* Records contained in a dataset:
>>>

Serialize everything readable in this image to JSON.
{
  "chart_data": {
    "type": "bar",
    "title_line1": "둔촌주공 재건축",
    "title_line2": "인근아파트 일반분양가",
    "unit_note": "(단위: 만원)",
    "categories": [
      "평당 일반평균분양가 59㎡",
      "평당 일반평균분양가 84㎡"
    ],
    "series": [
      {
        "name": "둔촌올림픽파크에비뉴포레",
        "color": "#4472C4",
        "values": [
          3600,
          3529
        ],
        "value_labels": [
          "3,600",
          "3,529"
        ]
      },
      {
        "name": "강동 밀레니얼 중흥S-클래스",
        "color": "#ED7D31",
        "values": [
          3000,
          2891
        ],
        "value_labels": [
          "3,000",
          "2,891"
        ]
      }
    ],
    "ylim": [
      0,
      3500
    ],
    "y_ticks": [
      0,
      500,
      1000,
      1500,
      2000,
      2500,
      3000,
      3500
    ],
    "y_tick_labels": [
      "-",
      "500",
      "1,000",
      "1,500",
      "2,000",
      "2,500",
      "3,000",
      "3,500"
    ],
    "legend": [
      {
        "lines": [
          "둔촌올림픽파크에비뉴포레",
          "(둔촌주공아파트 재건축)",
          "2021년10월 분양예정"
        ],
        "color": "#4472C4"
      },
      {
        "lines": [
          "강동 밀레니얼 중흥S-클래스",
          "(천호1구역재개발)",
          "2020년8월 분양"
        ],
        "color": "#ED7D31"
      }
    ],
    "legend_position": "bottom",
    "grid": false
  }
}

<<<

Recopy the entries above in their entirety, exactly.

Serialize everything readable in this image to JSON.
{
  "chart_data": {
    "type": "bar",
    "title_line1": "둔촌주공 재건축",
    "title_line2": "인근아파트 일반분양가",
    "unit_note": "(단위: 만원)",
    "categories": [
      "평당 일반평균분양가 59㎡",
      "평당 일반평균분양가 84㎡"
    ],
    "series": [
      {
        "name": "둔촌올림픽파크에비뉴포레",
        "color": "#4472C4",
        "values": [
          3600,
          3529
        ],
        "value_labels": [
          "3,600",
          "3,529"
        ]
      },
      {
        "name": "강동 밀레니얼 중흥S-클래스",
        "color": "#ED7D31",
        "values": [
          3000,
          2891
        ],
        "value_labels": [
          "3,000",
          "2,891"
        ]
      }
    ],
    "ylim": [
      0,
      3500
    ],
    "y_ticks": [
      0,
      500,
      1000,
      1500,
      2000,
      2500,
      3000,
      3500
    ],
    "y_tick_labels": [
      "-",
      "500",
      "1,000",
      "1,500",
      "2,000",
      "2,500",
      "3,000",
      "3,500"
    ],
    "legend": [
      {
        "lines": [
          "둔촌올림픽파크에비뉴포레",
          "(둔촌주공아파트 재건축)",
          "2021년10월 분양예정"
        ],
        "color": "#4472C4"
      },
      {
        "lines": [
          "강동 밀레니얼 중흥S-클래스",
          "(천호1구역재개발)",
          "2020년8월 분양"
        ],
        "color": "#ED7D31"
      }
    ],
    "legend_position": "bottom",
    "grid": false
  }
}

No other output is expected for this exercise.